PROVIDED RECORDS:
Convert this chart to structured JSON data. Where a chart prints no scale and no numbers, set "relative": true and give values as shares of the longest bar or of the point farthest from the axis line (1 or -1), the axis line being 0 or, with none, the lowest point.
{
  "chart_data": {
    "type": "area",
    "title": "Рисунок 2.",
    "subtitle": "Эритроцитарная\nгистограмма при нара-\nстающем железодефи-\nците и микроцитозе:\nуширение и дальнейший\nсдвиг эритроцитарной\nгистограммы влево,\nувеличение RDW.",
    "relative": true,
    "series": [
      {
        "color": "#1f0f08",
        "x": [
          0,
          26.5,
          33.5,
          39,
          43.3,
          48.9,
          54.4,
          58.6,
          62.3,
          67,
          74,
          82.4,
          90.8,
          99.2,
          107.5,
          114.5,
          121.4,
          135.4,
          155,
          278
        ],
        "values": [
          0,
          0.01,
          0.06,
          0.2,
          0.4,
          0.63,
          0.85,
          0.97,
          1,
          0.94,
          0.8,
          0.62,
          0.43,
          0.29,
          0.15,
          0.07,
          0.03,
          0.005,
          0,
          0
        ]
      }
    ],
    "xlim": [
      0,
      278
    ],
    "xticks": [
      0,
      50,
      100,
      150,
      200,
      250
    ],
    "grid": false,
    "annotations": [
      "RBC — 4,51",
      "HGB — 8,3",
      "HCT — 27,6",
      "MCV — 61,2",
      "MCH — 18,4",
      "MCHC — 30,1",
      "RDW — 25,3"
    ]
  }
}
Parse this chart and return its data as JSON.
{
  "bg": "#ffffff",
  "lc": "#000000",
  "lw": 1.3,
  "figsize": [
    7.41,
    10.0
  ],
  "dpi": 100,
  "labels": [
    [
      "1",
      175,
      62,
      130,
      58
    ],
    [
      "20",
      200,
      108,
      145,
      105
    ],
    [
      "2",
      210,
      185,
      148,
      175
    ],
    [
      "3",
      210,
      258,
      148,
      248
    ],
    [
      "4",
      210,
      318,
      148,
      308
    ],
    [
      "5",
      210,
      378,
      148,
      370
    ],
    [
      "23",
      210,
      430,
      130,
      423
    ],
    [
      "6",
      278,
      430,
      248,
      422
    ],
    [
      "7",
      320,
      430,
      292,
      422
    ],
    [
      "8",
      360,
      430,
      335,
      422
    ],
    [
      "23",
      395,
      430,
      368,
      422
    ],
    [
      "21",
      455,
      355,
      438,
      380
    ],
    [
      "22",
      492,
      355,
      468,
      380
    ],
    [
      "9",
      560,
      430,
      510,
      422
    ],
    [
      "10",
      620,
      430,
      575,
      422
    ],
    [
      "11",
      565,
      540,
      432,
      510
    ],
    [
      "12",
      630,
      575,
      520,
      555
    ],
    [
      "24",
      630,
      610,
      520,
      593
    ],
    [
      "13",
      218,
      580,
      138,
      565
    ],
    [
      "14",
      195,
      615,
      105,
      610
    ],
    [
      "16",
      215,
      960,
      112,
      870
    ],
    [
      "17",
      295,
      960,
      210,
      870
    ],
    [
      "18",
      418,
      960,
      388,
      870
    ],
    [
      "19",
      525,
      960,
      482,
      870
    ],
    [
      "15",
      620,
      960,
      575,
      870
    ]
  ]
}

EXERCISE GOAL:
Pull out each record as written and restate it exactly.

SOLUTION FOR THIS TASK:
Convert this chart to structured JSON data. Where a chart prints no scale and no numbers, set "relative": true and give values as shares of the longest bar or of the point farthest from the axis line (1 or -1), the axis line being 0 or, with none, the lowest point.
{
  "chart_data": {
    "type": "area",
    "title": "Рисунок 2.",
    "subtitle": "Эритроцитарная\nгистограмма при нара-\nстающем железодефи-\nците и микроцитозе:\nуширение и дальнейший\nсдвиг эритроцитарной\nгистограммы влево,\nувеличение RDW.",
    "relative": true,
    "series": [
      {
        "color": "#1f0f08",
        "x": [
          0,
          26.5,
          33.5,
          39,
          43.3,
          48.9,
          54.4,
          58.6,
          62.3,
          67,
          74,
          82.4,
          90.8,
          99.2,
          107.5,
          114.5,
          121.4,
          135.4,
          155,
          278
        ],
        "values": [
          0,
          0.01,
          0.06,
          0.2,
          0.4,
          0.63,
          0.85,
          0.97,
          1,
          0.94,
          0.8,
          0.62,
          0.43,
          0.29,
          0.15,
          0.07,
          0.03,
          0.005,
          0,
          0
        ]
      }
    ],
    "xlim": [
      0,
      278
    ],
    "xticks": [
      0,
      50,
      100,
      150,
      200,
      250
    ],
    "grid": false,
    "annotations": [
      "RBC — 4,51",
      "HGB — 8,3",
      "HCT — 27,6",
      "MCV — 61,2",
      "MCH — 18,4",
      "MCHC — 30,1",
      "RDW — 25,3"
    ]
  }
}
Parse this chart and return its data as JSON.
{
  "bg": "#ffffff",
  "lc": "#000000",
  "lw": 1.3,
  "figsize": [
    7.41,
    10.0
  ],
  "dpi": 100,
  "labels": [
    [
      "1",
      175,
      62,
      130,
      58
    ],
    [
      "20",
      200,
      108,
      145,
      105
    ],
    [
      "2",
      210,
      185,
      148,
      175
    ],
    [
      "3",
      210,
      258,
      148,
      248
    ],
    [
      "4",
      210,
      318,
      148,
      308
    ],
    [
      "5",
      210,
      378,
      148,
      370
    ],
    [
      "23",
      210,
      430,
      130,
      423
    ],
    [
      "6",
      278,
      430,
      248,
      422
    ],
    [
      "7",
      320,
      430,
      292,
      422
    ],
    [
      "8",
      360,
      430,
      335,
      422
    ],
    [
      "23",
      395,
      430,
      368,
      422
    ],
    [
      "21",
      455,
      355,
      438,
      380
    ],
    [
      "22",
      492,
      355,
      468,
      380
    ],
    [
      "9",
      560,
      430,
      510,
      422
    ],
    [
      "10",
      620,
      430,
      575,
      422
    ],
    [
      "11",
      565,
      540,
      432,
      510
    ],
    [
      "12",
      630,
      575,
      520,
      555
    ],
    [
      "24",
      630,
      610,
      520,
      593
    ],
    [
      "13",
      218,
      580,
      138,
      565
    ],
    [
      "14",
      195,
      615,
      105,
      610
    ],
    [
      "16",
      215,
      960,
      112,
      870
    ],
    [
      "17",
      295,
      960,
      210,
      870
    ],
    [
      "18",
      418,
      960,
      388,
      870
    ],
    [
      "19",
      525,
      960,
      482,
      870
    ],
    [
      "15",
      620,
      960,
      575,
      870
    ]
  ]
}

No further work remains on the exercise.